• **Work to complete**:
Tally the lines that include "name". Output the number only.

»»

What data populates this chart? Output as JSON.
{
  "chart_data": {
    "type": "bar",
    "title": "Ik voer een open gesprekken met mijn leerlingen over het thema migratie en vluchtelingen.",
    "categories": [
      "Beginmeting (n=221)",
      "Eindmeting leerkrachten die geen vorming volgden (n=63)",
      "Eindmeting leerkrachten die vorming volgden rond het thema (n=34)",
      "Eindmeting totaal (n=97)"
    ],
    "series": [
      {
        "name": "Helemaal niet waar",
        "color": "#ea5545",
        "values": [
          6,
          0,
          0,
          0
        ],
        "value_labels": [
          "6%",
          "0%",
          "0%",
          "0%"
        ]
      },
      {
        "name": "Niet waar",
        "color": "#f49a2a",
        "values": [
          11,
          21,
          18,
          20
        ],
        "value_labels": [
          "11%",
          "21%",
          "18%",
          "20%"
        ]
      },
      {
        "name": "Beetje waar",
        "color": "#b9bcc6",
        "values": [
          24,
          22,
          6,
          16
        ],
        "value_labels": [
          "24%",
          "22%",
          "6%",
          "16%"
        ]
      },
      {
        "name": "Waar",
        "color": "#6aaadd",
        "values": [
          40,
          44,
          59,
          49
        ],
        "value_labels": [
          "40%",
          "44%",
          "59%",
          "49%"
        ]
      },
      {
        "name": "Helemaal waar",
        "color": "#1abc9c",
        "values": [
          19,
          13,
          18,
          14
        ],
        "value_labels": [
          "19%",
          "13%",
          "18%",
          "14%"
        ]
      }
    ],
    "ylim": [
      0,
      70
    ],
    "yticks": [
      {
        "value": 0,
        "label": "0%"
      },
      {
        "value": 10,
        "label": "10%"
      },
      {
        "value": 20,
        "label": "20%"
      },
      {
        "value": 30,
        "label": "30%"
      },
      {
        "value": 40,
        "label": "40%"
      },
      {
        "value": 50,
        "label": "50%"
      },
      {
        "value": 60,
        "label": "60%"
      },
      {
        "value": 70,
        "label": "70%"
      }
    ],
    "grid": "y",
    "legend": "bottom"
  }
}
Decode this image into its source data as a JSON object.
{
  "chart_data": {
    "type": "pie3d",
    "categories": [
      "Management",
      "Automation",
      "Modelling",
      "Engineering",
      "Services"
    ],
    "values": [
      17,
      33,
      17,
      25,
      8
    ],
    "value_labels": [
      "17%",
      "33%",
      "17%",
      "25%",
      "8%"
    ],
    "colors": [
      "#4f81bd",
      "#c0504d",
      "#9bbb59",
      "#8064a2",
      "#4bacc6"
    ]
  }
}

««
»»

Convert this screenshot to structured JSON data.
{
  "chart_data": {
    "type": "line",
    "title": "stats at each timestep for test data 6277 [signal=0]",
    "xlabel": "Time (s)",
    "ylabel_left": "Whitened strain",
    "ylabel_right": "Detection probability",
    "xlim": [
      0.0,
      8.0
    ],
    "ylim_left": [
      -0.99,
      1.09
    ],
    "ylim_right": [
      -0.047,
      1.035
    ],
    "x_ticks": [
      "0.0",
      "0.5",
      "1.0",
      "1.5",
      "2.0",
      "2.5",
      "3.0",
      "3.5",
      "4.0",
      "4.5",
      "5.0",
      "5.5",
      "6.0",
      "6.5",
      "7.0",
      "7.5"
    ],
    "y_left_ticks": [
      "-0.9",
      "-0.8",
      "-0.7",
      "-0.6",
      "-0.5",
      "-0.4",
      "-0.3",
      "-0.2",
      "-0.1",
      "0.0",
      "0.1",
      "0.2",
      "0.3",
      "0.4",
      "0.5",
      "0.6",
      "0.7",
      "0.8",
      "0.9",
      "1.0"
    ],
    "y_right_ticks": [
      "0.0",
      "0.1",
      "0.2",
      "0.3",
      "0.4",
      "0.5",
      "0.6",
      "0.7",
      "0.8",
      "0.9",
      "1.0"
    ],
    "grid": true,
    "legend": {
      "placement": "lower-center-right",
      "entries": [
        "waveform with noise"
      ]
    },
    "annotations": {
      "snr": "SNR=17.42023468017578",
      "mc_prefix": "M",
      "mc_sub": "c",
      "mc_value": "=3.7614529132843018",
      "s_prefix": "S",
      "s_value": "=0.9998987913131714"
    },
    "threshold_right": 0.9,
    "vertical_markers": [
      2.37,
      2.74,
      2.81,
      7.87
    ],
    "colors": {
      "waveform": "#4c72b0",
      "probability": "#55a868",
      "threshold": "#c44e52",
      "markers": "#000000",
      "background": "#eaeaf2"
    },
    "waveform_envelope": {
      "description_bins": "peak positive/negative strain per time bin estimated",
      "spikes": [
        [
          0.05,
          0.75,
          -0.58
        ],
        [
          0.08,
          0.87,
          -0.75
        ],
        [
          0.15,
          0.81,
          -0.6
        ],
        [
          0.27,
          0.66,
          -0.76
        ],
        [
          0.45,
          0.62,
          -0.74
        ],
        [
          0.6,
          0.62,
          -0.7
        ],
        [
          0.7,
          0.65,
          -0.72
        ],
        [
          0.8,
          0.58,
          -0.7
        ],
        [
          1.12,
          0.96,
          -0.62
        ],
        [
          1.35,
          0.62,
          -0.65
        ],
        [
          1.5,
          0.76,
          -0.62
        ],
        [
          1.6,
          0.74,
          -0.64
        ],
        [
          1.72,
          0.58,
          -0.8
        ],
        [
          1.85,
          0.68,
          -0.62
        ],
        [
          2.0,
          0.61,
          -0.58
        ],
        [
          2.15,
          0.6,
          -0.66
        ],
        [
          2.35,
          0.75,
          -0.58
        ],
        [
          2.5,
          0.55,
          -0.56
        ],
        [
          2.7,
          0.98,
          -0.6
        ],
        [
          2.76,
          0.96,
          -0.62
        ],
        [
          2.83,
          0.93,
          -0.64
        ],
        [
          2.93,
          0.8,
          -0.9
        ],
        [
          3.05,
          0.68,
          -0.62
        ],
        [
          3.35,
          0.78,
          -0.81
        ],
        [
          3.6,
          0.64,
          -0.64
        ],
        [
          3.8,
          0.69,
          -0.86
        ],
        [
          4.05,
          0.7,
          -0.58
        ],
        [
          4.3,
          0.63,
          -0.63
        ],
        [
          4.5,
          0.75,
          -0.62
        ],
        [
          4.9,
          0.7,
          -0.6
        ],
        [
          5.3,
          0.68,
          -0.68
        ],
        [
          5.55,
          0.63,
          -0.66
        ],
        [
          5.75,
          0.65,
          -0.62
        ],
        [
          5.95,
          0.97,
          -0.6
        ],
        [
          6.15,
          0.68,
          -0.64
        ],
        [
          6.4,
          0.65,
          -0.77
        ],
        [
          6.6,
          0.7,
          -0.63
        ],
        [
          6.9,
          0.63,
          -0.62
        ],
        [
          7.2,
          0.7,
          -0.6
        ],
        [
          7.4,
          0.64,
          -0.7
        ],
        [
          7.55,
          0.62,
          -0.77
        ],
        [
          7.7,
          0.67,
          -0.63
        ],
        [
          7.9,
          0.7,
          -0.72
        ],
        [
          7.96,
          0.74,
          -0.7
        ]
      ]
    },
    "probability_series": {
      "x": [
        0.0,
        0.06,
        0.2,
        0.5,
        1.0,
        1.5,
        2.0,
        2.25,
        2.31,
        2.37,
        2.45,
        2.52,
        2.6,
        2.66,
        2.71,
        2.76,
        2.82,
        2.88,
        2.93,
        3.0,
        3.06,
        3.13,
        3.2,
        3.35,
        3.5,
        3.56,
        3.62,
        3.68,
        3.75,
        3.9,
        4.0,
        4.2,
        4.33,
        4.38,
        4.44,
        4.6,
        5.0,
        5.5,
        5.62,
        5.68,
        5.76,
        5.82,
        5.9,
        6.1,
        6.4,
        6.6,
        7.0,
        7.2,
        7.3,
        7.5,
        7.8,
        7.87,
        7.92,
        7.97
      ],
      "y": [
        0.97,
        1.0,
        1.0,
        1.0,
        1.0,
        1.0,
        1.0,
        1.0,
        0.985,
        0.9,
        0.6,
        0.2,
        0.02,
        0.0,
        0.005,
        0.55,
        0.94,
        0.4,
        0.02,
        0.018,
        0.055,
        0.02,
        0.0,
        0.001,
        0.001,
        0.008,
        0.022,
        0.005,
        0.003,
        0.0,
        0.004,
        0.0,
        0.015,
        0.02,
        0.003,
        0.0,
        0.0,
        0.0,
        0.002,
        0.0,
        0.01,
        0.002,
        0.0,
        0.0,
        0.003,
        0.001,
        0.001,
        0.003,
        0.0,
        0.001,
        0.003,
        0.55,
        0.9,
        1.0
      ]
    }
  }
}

««

• **Exercise response**:
5